• PROBLEM
Give all of the lines again, with nothing added or dropped.

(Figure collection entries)
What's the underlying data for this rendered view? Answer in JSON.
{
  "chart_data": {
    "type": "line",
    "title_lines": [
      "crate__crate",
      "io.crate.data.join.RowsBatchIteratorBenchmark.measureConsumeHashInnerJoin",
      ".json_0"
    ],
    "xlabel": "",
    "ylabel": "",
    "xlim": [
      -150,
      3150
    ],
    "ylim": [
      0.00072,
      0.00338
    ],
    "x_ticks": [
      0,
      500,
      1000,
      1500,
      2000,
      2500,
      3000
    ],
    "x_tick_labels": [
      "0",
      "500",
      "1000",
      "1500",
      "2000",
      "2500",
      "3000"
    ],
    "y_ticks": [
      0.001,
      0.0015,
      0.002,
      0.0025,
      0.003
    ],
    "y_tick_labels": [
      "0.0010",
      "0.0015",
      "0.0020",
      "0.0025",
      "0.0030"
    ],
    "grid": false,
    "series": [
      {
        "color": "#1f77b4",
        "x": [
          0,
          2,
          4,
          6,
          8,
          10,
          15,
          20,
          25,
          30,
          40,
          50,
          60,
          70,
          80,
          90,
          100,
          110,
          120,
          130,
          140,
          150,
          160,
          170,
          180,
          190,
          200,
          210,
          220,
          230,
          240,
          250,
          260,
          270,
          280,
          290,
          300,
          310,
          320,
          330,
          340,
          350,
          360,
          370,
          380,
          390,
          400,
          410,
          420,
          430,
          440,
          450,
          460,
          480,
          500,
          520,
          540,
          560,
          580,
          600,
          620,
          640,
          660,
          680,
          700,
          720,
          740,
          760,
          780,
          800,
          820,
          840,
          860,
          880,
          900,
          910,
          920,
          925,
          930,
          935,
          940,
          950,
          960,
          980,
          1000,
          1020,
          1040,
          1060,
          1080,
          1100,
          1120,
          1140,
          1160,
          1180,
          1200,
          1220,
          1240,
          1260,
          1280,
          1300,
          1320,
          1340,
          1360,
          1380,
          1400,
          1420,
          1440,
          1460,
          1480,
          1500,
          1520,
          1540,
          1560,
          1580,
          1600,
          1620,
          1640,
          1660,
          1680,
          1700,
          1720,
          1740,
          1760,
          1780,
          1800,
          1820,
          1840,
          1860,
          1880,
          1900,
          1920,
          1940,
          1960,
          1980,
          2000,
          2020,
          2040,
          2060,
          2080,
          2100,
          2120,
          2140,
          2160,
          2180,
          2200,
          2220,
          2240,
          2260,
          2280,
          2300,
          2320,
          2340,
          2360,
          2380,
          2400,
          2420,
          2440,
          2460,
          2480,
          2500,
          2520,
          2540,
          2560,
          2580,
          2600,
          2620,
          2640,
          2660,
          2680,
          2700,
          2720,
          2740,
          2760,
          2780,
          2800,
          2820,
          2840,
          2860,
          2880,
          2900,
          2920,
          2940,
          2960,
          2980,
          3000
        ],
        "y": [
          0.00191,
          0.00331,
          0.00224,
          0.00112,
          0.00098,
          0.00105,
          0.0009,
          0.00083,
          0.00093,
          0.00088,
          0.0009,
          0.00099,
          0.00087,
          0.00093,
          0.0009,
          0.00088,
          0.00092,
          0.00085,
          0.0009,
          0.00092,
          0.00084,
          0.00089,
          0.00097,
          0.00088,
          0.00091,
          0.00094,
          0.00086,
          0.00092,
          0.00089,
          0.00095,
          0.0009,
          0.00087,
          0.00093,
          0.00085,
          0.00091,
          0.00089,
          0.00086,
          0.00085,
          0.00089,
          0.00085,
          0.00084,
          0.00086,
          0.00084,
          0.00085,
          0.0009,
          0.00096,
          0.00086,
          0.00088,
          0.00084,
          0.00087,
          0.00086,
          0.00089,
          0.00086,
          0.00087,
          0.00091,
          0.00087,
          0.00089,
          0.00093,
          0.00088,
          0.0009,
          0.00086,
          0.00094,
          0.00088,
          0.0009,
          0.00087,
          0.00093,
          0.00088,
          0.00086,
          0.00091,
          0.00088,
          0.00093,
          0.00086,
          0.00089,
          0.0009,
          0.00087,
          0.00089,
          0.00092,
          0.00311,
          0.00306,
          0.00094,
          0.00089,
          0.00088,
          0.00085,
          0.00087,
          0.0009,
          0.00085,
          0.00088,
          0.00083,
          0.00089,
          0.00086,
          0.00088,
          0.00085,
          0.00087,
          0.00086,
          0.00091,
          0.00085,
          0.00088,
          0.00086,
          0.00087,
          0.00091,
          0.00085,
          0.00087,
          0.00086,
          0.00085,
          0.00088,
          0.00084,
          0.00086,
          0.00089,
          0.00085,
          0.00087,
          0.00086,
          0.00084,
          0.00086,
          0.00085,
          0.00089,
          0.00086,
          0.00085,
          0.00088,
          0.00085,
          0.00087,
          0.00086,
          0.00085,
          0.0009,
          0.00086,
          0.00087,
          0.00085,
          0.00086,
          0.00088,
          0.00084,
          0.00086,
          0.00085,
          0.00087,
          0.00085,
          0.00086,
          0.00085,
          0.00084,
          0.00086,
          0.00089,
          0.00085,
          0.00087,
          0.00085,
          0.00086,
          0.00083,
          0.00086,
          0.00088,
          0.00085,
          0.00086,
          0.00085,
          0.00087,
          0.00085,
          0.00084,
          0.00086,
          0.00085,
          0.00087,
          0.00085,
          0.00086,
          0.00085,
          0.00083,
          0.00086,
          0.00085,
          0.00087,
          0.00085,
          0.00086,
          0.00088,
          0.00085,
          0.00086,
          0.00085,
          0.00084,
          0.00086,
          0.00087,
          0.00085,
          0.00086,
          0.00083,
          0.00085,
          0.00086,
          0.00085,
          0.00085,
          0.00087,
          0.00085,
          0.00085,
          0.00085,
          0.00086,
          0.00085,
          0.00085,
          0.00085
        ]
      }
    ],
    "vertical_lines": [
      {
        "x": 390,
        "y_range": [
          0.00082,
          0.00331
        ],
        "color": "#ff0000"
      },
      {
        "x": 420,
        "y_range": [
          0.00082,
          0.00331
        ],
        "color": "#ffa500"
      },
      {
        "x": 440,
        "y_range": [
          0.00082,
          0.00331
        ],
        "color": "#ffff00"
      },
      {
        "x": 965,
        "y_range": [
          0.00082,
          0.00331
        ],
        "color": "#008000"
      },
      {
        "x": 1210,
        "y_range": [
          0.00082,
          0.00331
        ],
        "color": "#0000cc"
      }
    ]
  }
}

• FULL OUTPUT
What's the underlying data for this rendered view? Answer in JSON.
{
  "chart_data": {
    "type": "line",
    "title_lines": [
      "crate__crate",
      "io.crate.data.join.RowsBatchIteratorBenchmark.measureConsumeHashInnerJoin",
      ".json_0"
    ],
    "xlabel": "",
    "ylabel": "",
    "xlim": [
      -150,
      3150
    ],
    "ylim": [
      0.00072,
      0.00338
    ],
    "x_ticks": [
      0,
      500,
      1000,
      1500,
      2000,
      2500,
      3000
    ],
    "x_tick_labels": [
      "0",
      "500",
      "1000",
      "1500",
      "2000",
      "2500",
      "3000"
    ],
    "y_ticks": [
      0.001,
      0.0015,
      0.002,
      0.0025,
      0.003
    ],
    "y_tick_labels": [
      "0.0010",
      "0.0015",
      "0.0020",
      "0.0025",
      "0.0030"
    ],
    "grid": false,
    "series": [
      {
        "color": "#1f77b4",
        "x": [
          0,
          2,
          4,
          6,
          8,
          10,
          15,
          20,
          25,
          30,
          40,
          50,
          60,
          70,
          80,
          90,
          100,
          110,
          120,
          130,
          140,
          150,
          160,
          170,
          180,
          190,
          200,
          210,
          220,
          230,
          240,
          250,
          260,
          270,
          280,
          290,
          300,
          310,
          320,
          330,
          340,
          350,
          360,
          370,
          380,
          390,
          400,
          410,
          420,
          430,
          440,
          450,
          460,
          480,
          500,
          520,
          540,
          560,
          580,
          600,
          620,
          640,
          660,
          680,
          700,
          720,
          740,
          760,
          780,
          800,
          820,
          840,
          860,
          880,
          900,
          910,
          920,
          925,
          930,
          935,
          940,
          950,
          960,
          980,
          1000,
          1020,
          1040,
          1060,
          1080,
          1100,
          1120,
          1140,
          1160,
          1180,
          1200,
          1220,
          1240,
          1260,
          1280,
          1300,
          1320,
          1340,
          1360,
          1380,
          1400,
          1420,
          1440,
          1460,
          1480,
          1500,
          1520,
          1540,
          1560,
          1580,
          1600,
          1620,
          1640,
          1660,
          1680,
          1700,
          1720,
          1740,
          1760,
          1780,
          1800,
          1820,
          1840,
          1860,
          1880,
          1900,
          1920,
          1940,
          1960,
          1980,
          2000,
          2020,
          2040,
          2060,
          2080,
          2100,
          2120,
          2140,
          2160,
          2180,
          2200,
          2220,
          2240,
          2260,
          2280,
          2300,
          2320,
          2340,
          2360,
          2380,
          2400,
          2420,
          2440,
          2460,
          2480,
          2500,
          2520,
          2540,
          2560,
          2580,
          2600,
          2620,
          2640,
          2660,
          2680,
          2700,
          2720,
          2740,
          2760,
          2780,
          2800,
          2820,
          2840,
          2860,
          2880,
          2900,
          2920,
          2940,
          2960,
          2980,
          3000
        ],
        "y": [
          0.00191,
          0.00331,
          0.00224,
          0.00112,
          0.00098,
          0.00105,
          0.0009,
          0.00083,
          0.00093,
          0.00088,
          0.0009,
          0.00099,
          0.00087,
          0.00093,
          0.0009,
          0.00088,
          0.00092,
          0.00085,
          0.0009,
          0.00092,
          0.00084,
          0.00089,
          0.00097,
          0.00088,
          0.00091,
          0.00094,
          0.00086,
          0.00092,
          0.00089,
          0.00095,
          0.0009,
          0.00087,
          0.00093,
          0.00085,
          0.00091,
          0.00089,
          0.00086,
          0.00085,
          0.00089,
          0.00085,
          0.00084,
          0.00086,
          0.00084,
          0.00085,
          0.0009,
          0.00096,
          0.00086,
          0.00088,
          0.00084,
          0.00087,
          0.00086,
          0.00089,
          0.00086,
          0.00087,
          0.00091,
          0.00087,
          0.00089,
          0.00093,
          0.00088,
          0.0009,
          0.00086,
          0.00094,
          0.00088,
          0.0009,
          0.00087,
          0.00093,
          0.00088,
          0.00086,
          0.00091,
          0.00088,
          0.00093,
          0.00086,
          0.00089,
          0.0009,
          0.00087,
          0.00089,
          0.00092,
          0.00311,
          0.00306,
          0.00094,
          0.00089,
          0.00088,
          0.00085,
          0.00087,
          0.0009,
          0.00085,
          0.00088,
          0.00083,
          0.00089,
          0.00086,
          0.00088,
          0.00085,
          0.00087,
          0.00086,
          0.00091,
          0.00085,
          0.00088,
          0.00086,
          0.00087,
          0.00091,
          0.00085,
          0.00087,
          0.00086,
          0.00085,
          0.00088,
          0.00084,
          0.00086,
          0.00089,
          0.00085,
          0.00087,
          0.00086,
          0.00084,
          0.00086,
          0.00085,
          0.00089,
          0.00086,
          0.00085,
          0.00088,
          0.00085,
          0.00087,
          0.00086,
          0.00085,
          0.0009,
          0.00086,
          0.00087,
          0.00085,
          0.00086,
          0.00088,
          0.00084,
          0.00086,
          0.00085,
          0.00087,
          0.00085,
          0.00086,
          0.00085,
          0.00084,
          0.00086,
          0.00089,
          0.00085,
          0.00087,
          0.00085,
          0.00086,
          0.00083,
          0.00086,
          0.00088,
          0.00085,
          0.00086,
          0.00085,
          0.00087,
          0.00085,
          0.00084,
          0.00086,
          0.00085,
          0.00087,
          0.00085,
          0.00086,
          0.00085,
          0.00083,
          0.00086,
          0.00085,
          0.00087,
          0.00085,
          0.00086,
          0.00088,
          0.00085,
          0.00086,
          0.00085,
          0.00084,
          0.00086,
          0.00087,
          0.00085,
          0.00086,
          0.00083,
          0.00085,
          0.00086,
          0.00085,
          0.00085,
          0.00087,
          0.00085,
          0.00085,
          0.00085,
          0.00086,
          0.00085,
          0.00085,
          0.00085
        ]
      }
    ],
    "vertical_lines": [
      {
        "x": 390,
        "y_range": [
          0.00082,
          0.00331
        ],
        "color": "#ff0000"
      },
      {
        "x": 420,
        "y_range": [
          0.00082,
          0.00331
        ],
        "color": "#ffa500"
      },
      {
        "x": 440,
        "y_range": [
          0.00082,
          0.00331
        ],
        "color": "#ffff00"
      },
      {
        "x": 965,
        "y_range": [
          0.00082,
          0.00331
        ],
        "color": "#008000"
      },
      {
        "x": 1210,
        "y_range": [
          0.00082,
          0.00331
        ],
        "color": "#0000cc"
      }
    ]
  }
}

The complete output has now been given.